## Stated goal a
Reproduce the passage of the article from "The letter from" up to and including "the letter reads.".

start Selection

Directors Daniel Scheinert, left, and Daniel Kwan pose together at the 76th DGA Awards at the Beverly Hilton, Saturday, Feb. 10, 2024, in Beverly Hills, Calif. (AP Photo/Chris Pizzello) ORG XMIT: CACP638
Louisiana Governor Jeff Landry at the Jefferson Chamber annual meeting at the Alario Center in Westwego on Tuesday, February 6, 2024. (Photo by Chris Granger, The Times-Picayune)
Directors Daniel Scheinert, left, and Daniel Kwan pose together at the 76th DGA Awards at the Beverly Hilton, Saturday, Feb. 10, 2024, in Beverly Hills, Calif. (AP Photo/Chris Pizzello) ORG XMIT: CACP638
More than 100 TV and film industry workers, including several Academy Award nominees and winners, urged the Louisiana Legislature in a letter Friday to reject a bill that would add electrocution and nitrogen gas to the approved methods for executing prisoners.
The letter from 116 film industry workers suggests that many would flee “Hollywood South,” foregoing Louisiana’s picturesque landscape and film tax credits, should the state expand its methods of killing.
“How can we, in good conscience, continue to conduct business within a state that contemplates the implementation of execution methods reminiscent of history’s gravest atrocities?” the letter reads.
Among those signing it were Daniel Kwan and Daniel Scheinert, the filmmaking duo behind “Everything Everywhere All At Once,” which cleaned up at the 2023 Oscars; Oscar-winning composer T-Bone Burnett, and a host of directors and producers of locally shot productions including “Beasts of the Southern Wild,” “Causeway,” “Jurassic World” and HBO’s “True Detective.” The list includes several local filmmakers.
Gov. Jeff Landry’s office did not respond to a request for comment Friday.
But Lt. Gov. Billy Nungesser, who oversees culture, recreation and tourism, said he hopes filmmakers considering leaving Louisiana will exercise restraint.
“I hope they don’t do that,” Nungesser said through a spokesperson. “It’s only going to hurt the hard-working people in the film industry.”
Landry, a proponent of capital punishment in a state that conducted its last execution 14 years ago, has called a special session for next week on crime. Methods of execution are on the table, after Alabama last month became the first state to kill using nitrogen gas, and the governor is expected to push lawmakers to approve more.
A proposed bill, HB 6, from Rep. Nicholas Muscarello, R-Hammond, would add electrocution and nitrogen gas as legal methods in Louisiana. The bill also would shield from public scrutiny the manufacturers of lethal injection drugs and the state’s procurement of them.

end Selection

## Stated goal b
Transcribe the rows below from the line with "table-cell: black matt finish [608,147,1086,175]" up to and including the line with "bulb-leaf [300,1265,320,1275]".

start Dataset

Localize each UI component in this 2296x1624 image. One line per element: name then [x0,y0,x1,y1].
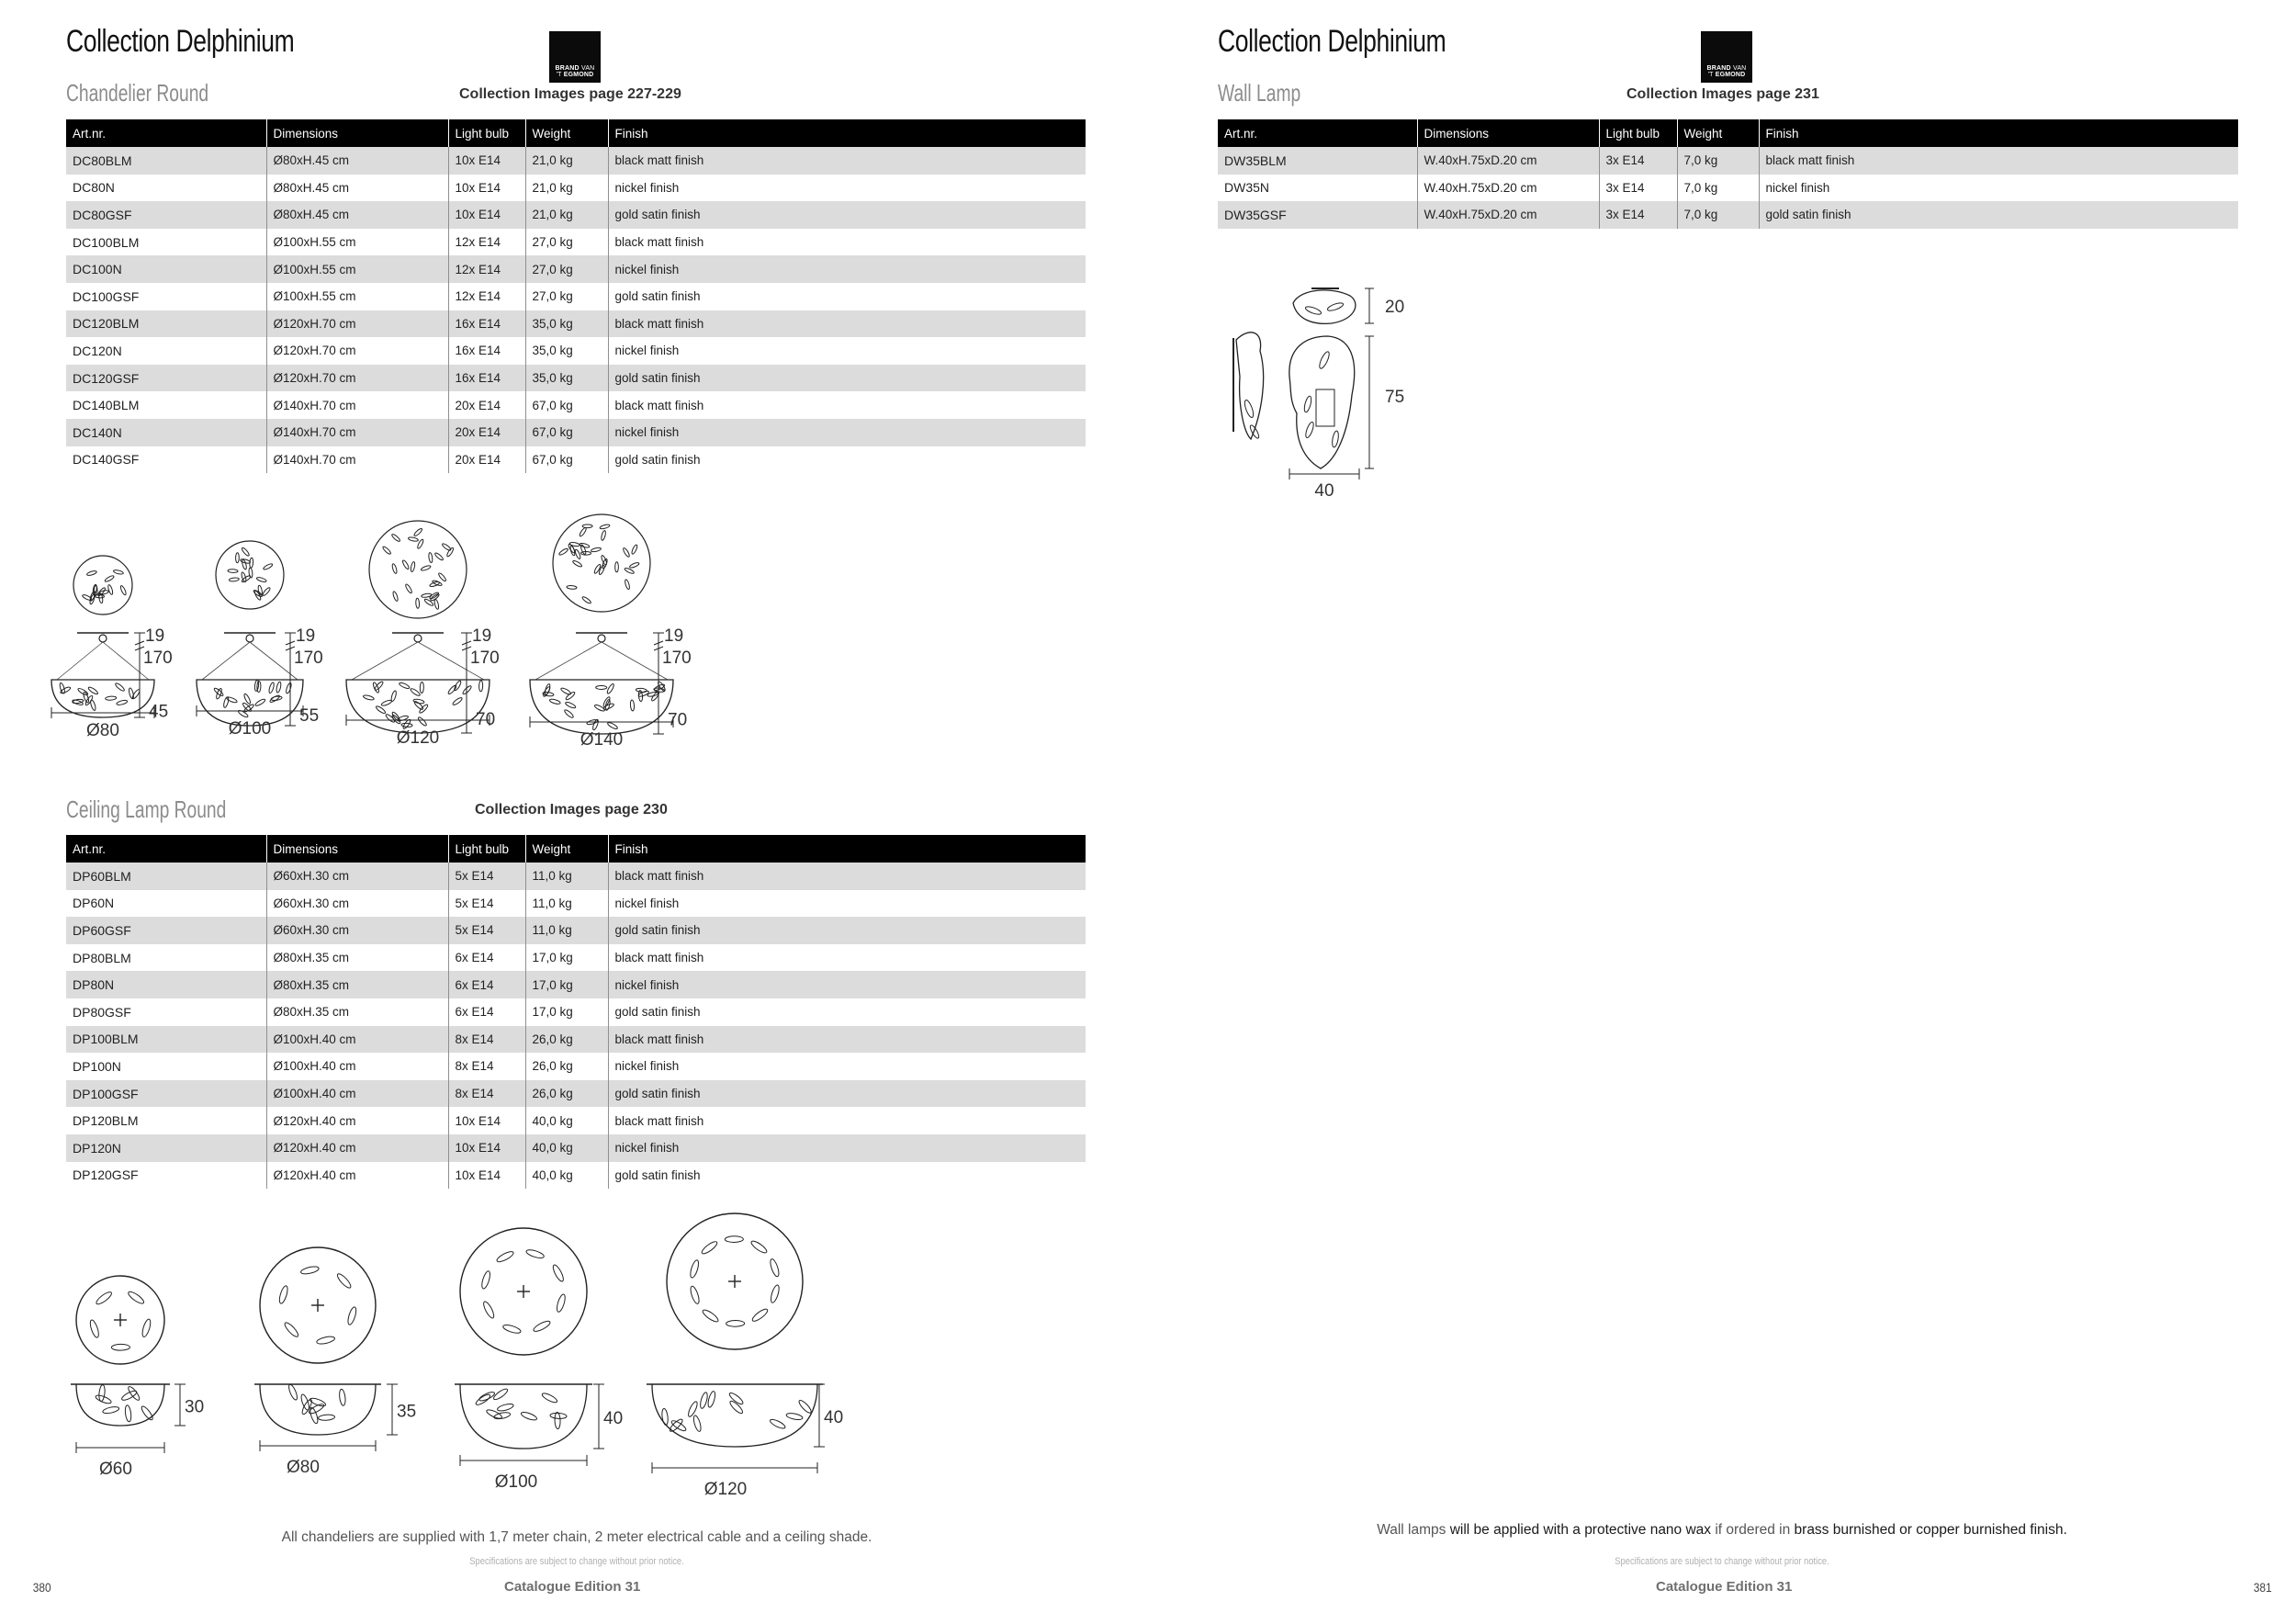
table-cell: black matt finish [608,147,1086,175]
bulb-leaf [692,1415,703,1432]
bulb-leaf [300,1398,313,1415]
table-cell: Ø120xH.40 cm [266,1107,448,1134]
table-cell: 40,0 kg [525,1134,608,1162]
table-cell: 10x E14 [448,1162,525,1190]
ceiling-lamp-drawing-1 [71,1276,204,1479]
table-cell: 27,0 kg [525,229,608,256]
table-header-row [1218,119,2238,147]
side-view-outline [1236,333,1264,439]
table-cell: DC120GSF [66,365,266,392]
table-cell: DW35GSF [1218,201,1417,229]
bulb-leaf [141,1318,152,1337]
dim-label-height: 45 [149,702,169,722]
logo-line2: 'T EGMOND [1707,72,1746,78]
table-cell: Ø100xH.40 cm [266,1053,448,1080]
table-cell: 20x E14 [448,446,525,474]
table-cell: Ø80xH.45 cm [266,147,448,175]
bulb-leaf [687,1401,699,1418]
table-cell: nickel finish [608,1134,1086,1162]
table-cell: Ø60xH.30 cm [266,863,448,890]
table-cell: nickel finish [608,890,1086,918]
bulb-leaf [726,1320,745,1326]
table-cell: 12x E14 [448,283,525,310]
column-header: Art.nr. [66,119,266,147]
table-cell: 10x E14 [448,1134,525,1162]
bulb-leaf [300,1265,320,1275]
table-cell: Ø140xH.70 cm [266,446,448,474]
table-cell: gold satin finish [608,1162,1086,1190]
bulb-leaf [769,1418,786,1430]
table-cell: W.40xH.75xD.20 cm [1417,175,1599,202]
wall-note: Wall lamps will be applied with a protective nano wax if ordered in brass burnished or copper burnished finish. [1377,1522,2067,1538]
table-cell: 67,0 kg [525,446,608,474]
bulb-leaf [699,1392,709,1409]
table-cell: black matt finish [608,944,1086,972]
table-cell: Ø80xH.45 cm [266,175,448,202]
ceiling-subtitle: Ceiling Lamp Round [66,795,227,823]
table-cell: 21,0 kg [525,175,608,202]
table-cell: black matt finish [608,1026,1086,1054]
bulb-leaf [1331,431,1339,448]
table-cell: DP80BLM [66,944,266,972]
table-cell: nickel finish [608,1053,1086,1080]
table-cell: nickel finish [608,175,1086,202]
bulb-leaf [496,1250,515,1264]
dim-label-height: 75 [1385,388,1405,407]
table-row [1218,175,2238,202]
collection-title-left: Collection Delphinium [66,24,295,59]
table-cell: Ø120xH.70 cm [266,337,448,365]
bulb-leaf [551,1264,565,1283]
table-cell: 6x E14 [448,998,525,1026]
bulb-leaf [750,1307,769,1323]
dim-label-top: 19 [145,626,165,646]
column-header: Finish [608,835,1086,863]
bulb-leaf [140,1404,154,1421]
table-cell: 10x E14 [448,201,525,229]
disclaimer-right: Specifications are subject to change without prior notice. [1615,1556,1829,1567]
table-cell: Ø100xH.55 cm [266,283,448,310]
table-cell: DP80N [66,971,266,998]
table-cell: 26,0 kg [525,1026,608,1054]
table-cell: 17,0 kg [525,971,608,998]
table-cell: DC80N [66,175,266,202]
bulb-leaf [309,1407,319,1425]
table-cell: 8x E14 [448,1080,525,1108]
table-cell: 8x E14 [448,1026,525,1054]
column-header: Art.nr. [66,835,266,863]
dim-label-height: 40 [824,1408,844,1427]
bulb-leaf [102,1405,119,1415]
dim-label-diameter: Ø80 [287,1458,320,1477]
table-cell: 21,0 kg [525,147,608,175]
dim-label-height: 70 [668,710,688,730]
bulb-leaf [1303,396,1312,413]
dim-label-height: 35 [397,1402,417,1422]
dim-label-height: 70 [476,710,496,729]
bulb-leaf [335,1272,352,1290]
table-cell: 5x E14 [448,863,525,890]
collection-title-right: Collection Delphinium [1218,24,1446,59]
ceiling-lamp-drawing-3 [455,1228,623,1492]
bulb-leaf [1304,422,1315,439]
table-cell: 26,0 kg [525,1080,608,1108]
column-header: Light bulb [1599,119,1677,147]
table-cell: Ø100xH.55 cm [266,255,448,283]
bulb-leaf [725,1236,743,1243]
table-cell: 67,0 kg [525,391,608,419]
logo-line1: BRAND VAN [1706,65,1747,72]
column-header: Dimensions [266,835,448,863]
bulb-leaf [318,1415,334,1421]
table-row [1218,147,2238,175]
table-cell: 5x E14 [448,917,525,944]
table-cell: gold satin finish [1759,201,2238,229]
table-cell: DC100N [66,255,266,283]
table-cell: DW35N [1218,175,1417,202]
bulb-leaf [701,1308,719,1324]
table-cell: black matt finish [608,863,1086,890]
dim-label-height: 30 [185,1397,205,1417]
dim-label-depth: 20 [1385,298,1405,317]
page-number-right: 381 [2253,1580,2272,1595]
table-cell: DP100N [66,1053,266,1080]
table-cell: DP60BLM [66,863,266,890]
bulb-leaf [525,1248,545,1259]
dim-label-top: 19 [664,626,684,646]
bulb-leaf [1243,399,1255,418]
table-cell: 7,0 kg [1677,201,1759,229]
table-cell: Ø60xH.30 cm [266,917,448,944]
bulb-leaf [480,1270,491,1290]
table-cell: DC140N [66,419,266,446]
table-cell: Ø80xH.35 cm [266,998,448,1026]
table-cell: 26,0 kg [525,1053,608,1080]
column-header: Art.nr. [1218,119,1417,147]
bulb-leaf [124,1405,131,1423]
table-row [1218,201,2238,229]
bulb-leaf [541,1392,558,1404]
bulb-leaf [749,1239,768,1255]
bulb-leaf [278,1285,289,1304]
wall-note-wrap [1148,1522,2296,1539]
table-cell: 17,0 kg [525,944,608,972]
table-cell: 35,0 kg [525,337,608,365]
table-cell: black matt finish [608,229,1086,256]
table-cell: DP100GSF [66,1080,266,1108]
bulb-leaf [770,1284,781,1303]
table-cell: 11,0 kg [525,863,608,890]
disclaimer-left-wrap [0,1556,1154,1567]
table-cell: 3x E14 [1599,147,1677,175]
dim-label-chain: 170 [294,648,323,668]
dim-label-diameter: Ø100 [494,1472,538,1492]
table-cell: Ø100xH.55 cm [266,229,448,256]
table-cell: black matt finish [608,1107,1086,1134]
table-cell: Ø80xH.35 cm [266,944,448,972]
table-cell: DP120N [66,1134,266,1162]
table-cell: black matt finish [608,310,1086,338]
column-header: Dimensions [266,119,448,147]
wall-spec-table [1218,119,2238,229]
bulb-leaf [88,1319,100,1338]
table-cell: DP100BLM [66,1026,266,1054]
table-cell: 40,0 kg [525,1162,608,1190]
table-cell: gold satin finish [608,201,1086,229]
table-cell: DC140BLM [66,391,266,419]
bulb-leaf [299,1393,310,1411]
chandelier-subtitle: Chandelier Round [66,79,209,107]
table-cell: Ø60xH.30 cm [266,890,448,918]
dim-label-height: 40 [603,1409,624,1428]
table-cell: 10x E14 [448,147,525,175]
dim-label-chain: 170 [662,648,692,668]
bulb-leaf [1305,305,1322,316]
table-cell: 16x E14 [448,365,525,392]
ceiling-lamp-drawing-4 [647,1213,843,1499]
column-header: Finish [608,119,1086,147]
table-cell: nickel finish [608,419,1086,446]
dim-label-diameter: Ø100 [228,719,272,739]
bowl-outline [260,1384,376,1435]
table-cell: black matt finish [608,391,1086,419]
table-cell: 3x E14 [1599,201,1677,229]
bulb-leaf [701,1240,719,1256]
table-cell: Ø100xH.40 cm [266,1026,448,1054]
bulb-leaf [482,1301,496,1320]
table-cell: 10x E14 [448,175,525,202]
table-cell: 20x E14 [448,391,525,419]
table-cell: gold satin finish [608,998,1086,1026]
logo-line2: 'T EGMOND [556,72,594,78]
table-cell: 7,0 kg [1677,175,1759,202]
bulb-leaf [95,1291,113,1306]
bulb-leaf [556,1293,567,1313]
dim-label-width: 40 [1314,481,1334,501]
table-cell: 21,0 kg [525,201,608,229]
column-header: Weight [525,835,608,863]
bulb-leaf [493,1411,511,1419]
mount-plate [1316,389,1334,426]
table-cell: nickel finish [608,337,1086,365]
dim-label-diameter: Ø120 [396,728,440,748]
table-cell: DC120N [66,337,266,365]
chandelier-note-wrap [0,1529,1154,1546]
table-cell: W.40xH.75xD.20 cm [1417,201,1599,229]
table-cell: Ø100xH.40 cm [266,1080,448,1108]
table-cell: gold satin finish [608,446,1086,474]
table-cell: 16x E14 [448,310,525,338]
bulb-leaf [502,1324,522,1335]
table-cell: DC140GSF [66,446,266,474]
table-cell: DP120GSF [66,1162,266,1190]
table-cell: DP80GSF [66,998,266,1026]
column-header: Light bulb [448,835,525,863]
table-cell: 17,0 kg [525,998,608,1026]
dim-label-diameter: Ø60 [99,1460,132,1479]
bulb-leaf [346,1306,357,1325]
bulb-leaf [111,1344,129,1350]
bulb-leaf [339,1389,346,1406]
table-cell: W.40xH.75xD.20 cm [1417,147,1599,175]
table-cell: Ø120xH.70 cm [266,365,448,392]
bulb-leaf [689,1285,701,1304]
dim-label-chain: 170 [470,648,500,668]
table-cell: 10x E14 [448,1107,525,1134]
table-cell: 11,0 kg [525,890,608,918]
table-cell: 12x E14 [448,229,525,256]
table-cell: Ø80xH.35 cm [266,971,448,998]
table-cell: DP120BLM [66,1107,266,1134]
table-cell: gold satin finish [608,1080,1086,1108]
table-cell: nickel finish [608,971,1086,998]
catalogue-edition-right: Catalogue Edition 31 [1656,1579,1793,1595]
table-cell: 12x E14 [448,255,525,283]
bulb-leaf [797,1399,813,1415]
bulb-leaf [1318,351,1331,370]
front-view-outline [1289,336,1355,468]
bulb-leaf [520,1411,537,1422]
table-cell: DC100GSF [66,283,266,310]
table-cell: 35,0 kg [525,310,608,338]
dim-label-height: 55 [299,706,320,726]
table-cell: nickel finish [1759,175,2238,202]
bulb-leaf [1249,424,1261,440]
brand-logo-right [1701,31,1752,83]
bulb-leaf [533,1319,552,1333]
catalogue-edition-left: Catalogue Edition 31 [504,1579,641,1595]
table-cell: gold satin finish [608,283,1086,310]
bulb-leaf [707,1391,717,1408]
column-header: Finish [1759,119,2238,147]
ceiling-drawings [0,0,1102,1516]
table-cell: 8x E14 [448,1053,525,1080]
bulb-leaf [127,1290,145,1305]
column-header: Weight [525,119,608,147]
wall-subtitle: Wall Lamp [1218,79,1301,107]
table-cell: 16x E14 [448,337,525,365]
table-cell: DP60N [66,890,266,918]
table-cell: black matt finish [1759,147,2238,175]
column-header: Weight [1677,119,1759,147]
table-cell: Ø140xH.70 cm [266,391,448,419]
bulb-leaf [1327,301,1345,312]
table-cell: gold satin finish [608,917,1086,944]
table-cell: 6x E14 [448,944,525,972]
bulb-leaf [661,1408,669,1426]
disclaimer-right-wrap [1148,1556,2296,1567]
table-cell: DC100BLM [66,229,266,256]
table-cell: nickel finish [608,255,1086,283]
column-header: Light bulb [448,119,525,147]
table-cell: DC120BLM [66,310,266,338]
table-cell: 6x E14 [448,971,525,998]
table-cell: 67,0 kg [525,419,608,446]
table-cell: 27,0 kg [525,255,608,283]
table-cell: 7,0 kg [1677,147,1759,175]
table-cell: 35,0 kg [525,365,608,392]
bulb-leaf [786,1412,804,1420]
table-cell: Ø120xH.40 cm [266,1134,448,1162]
dim-label-top: 19 [472,626,492,646]
top-view-outline [1293,290,1356,323]
table-cell: DC80BLM [66,147,266,175]
ceiling-images-ref: Collection Images page 230 [475,802,668,818]
table-cell: 20x E14 [448,419,525,446]
logo-line1: BRAND VAN [555,65,595,72]
bulb-leaf [689,1259,700,1279]
bulb-leaf [769,1258,781,1278]
table-cell: Ø80xH.45 cm [266,201,448,229]
disclaimer-left: Specifications are subject to change without prior notice. [469,1556,684,1567]
bulb-leaf [287,1383,298,1401]
wall-images-ref: Collection Images page 231 [1626,86,1819,102]
table-cell: Ø120xH.40 cm [266,1162,448,1190]
table-cell: DW35BLM [1218,147,1417,175]
bulb-leaf [283,1321,299,1338]
dim-label-chain: 170 [143,648,173,668]
dim-label-diameter: Ø120 [703,1480,748,1499]
table-cell: 40,0 kg [525,1107,608,1134]
column-header: Dimensions [1417,119,1599,147]
table-cell: Ø120xH.70 cm [266,310,448,338]
dim-label-diameter: Ø140 [580,730,624,750]
table-cell: 5x E14 [448,890,525,918]
dim-label-top: 19 [296,626,316,646]
table-cell: 27,0 kg [525,283,608,310]
chandelier-images-ref: Collection Images page 227-229 [459,86,681,102]
bulb-leaf [497,1403,514,1412]
dim-label-diameter: Ø80 [86,721,119,740]
page-number-left: 380 [32,1580,51,1595]
table-cell: 3x E14 [1599,175,1677,202]
ceiling-lamp-drawing-2 [254,1247,416,1477]
bulb-leaf [555,1412,561,1428]
table-cell: DP60GSF [66,917,266,944]
table-cell: gold satin finish [608,365,1086,392]
chandelier-note: All chandeliers are supplied with 1,7 meter chain, 2 meter electrical cable and a ceiling shade. [281,1529,872,1545]
bulb-leaf [316,1336,335,1346]
bulb-leaf [98,1384,106,1402]
table-cell: DC80GSF [66,201,266,229]
wall-lamp-drawing [1212,276,1451,505]
table-cell: 11,0 kg [525,917,608,944]
table-cell: Ø140xH.70 cm [266,419,448,446]
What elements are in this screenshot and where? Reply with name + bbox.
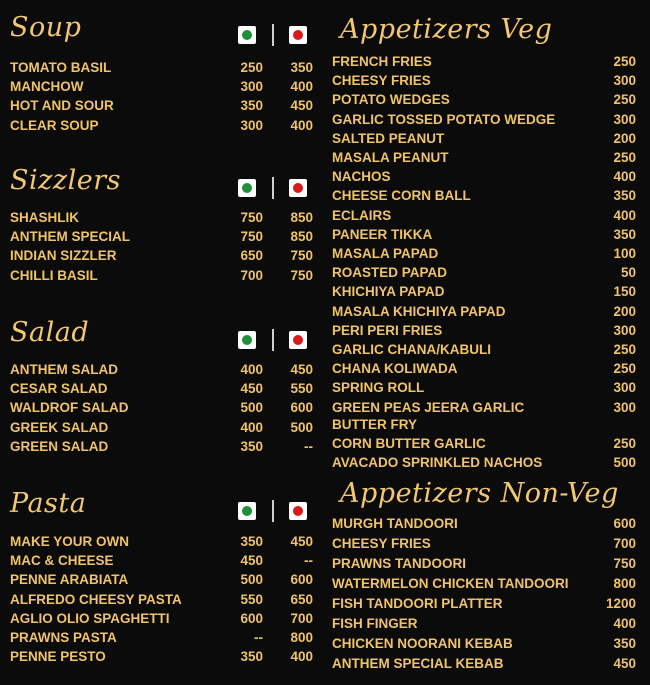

end Dataset

## Worked solution a
The letter from 116 film industry workers suggests that many would flee “Hollywood South,” foregoing Louisiana’s picturesque landscape and film tax credits, should the state expand its methods of killing.
“How can we, in good conscience, continue to conduct business within a state that contemplates the implementation of execution methods reminiscent of history’s gravest atrocities?” the letter reads.

## Worked solution b
table-cell: black matt finish [608,147,1086,175]
bulb-leaf [692,1415,703,1432]
bulb-leaf [300,1398,313,1415]
table-cell: Ø120xH.40 cm [266,1107,448,1134]
table-cell: 40,0 kg [525,1134,608,1162]
table-cell: 10x E14 [448,1162,525,1190]
ceiling-lamp-drawing-1 [71,1276,204,1479]
table-cell: 27,0 kg [525,229,608,256]
table-header-row [1218,119,2238,147]
side-view-outline [1236,333,1264,439]
table-cell: DC120GSF [66,365,266,392]
table-cell: DW35GSF [1218,201,1417,229]
bulb-leaf [141,1318,152,1337]
dim-label-height: 45 [149,702,169,722]
logo-line2: 'T EGMOND [1707,72,1746,78]
table-cell: Ø100xH.40 cm [266,1053,448,1080]
table-cell: 20x E14 [448,446,525,474]
table-cell: Ø80xH.45 cm [266,147,448,175]
bulb-leaf [687,1401,699,1418]
table-cell: nickel finish [608,1134,1086,1162]
table-cell: Ø60xH.30 cm [266,863,448,890]
table-cell: nickel finish [608,890,1086,918]
bulb-leaf [726,1320,745,1326]
table-cell: 12x E14 [448,283,525,310]
column-header: Art.nr. [66,119,266,147]
table-cell: 10x E14 [448,1134,525,1162]
bulb-leaf [300,1265,320,1275]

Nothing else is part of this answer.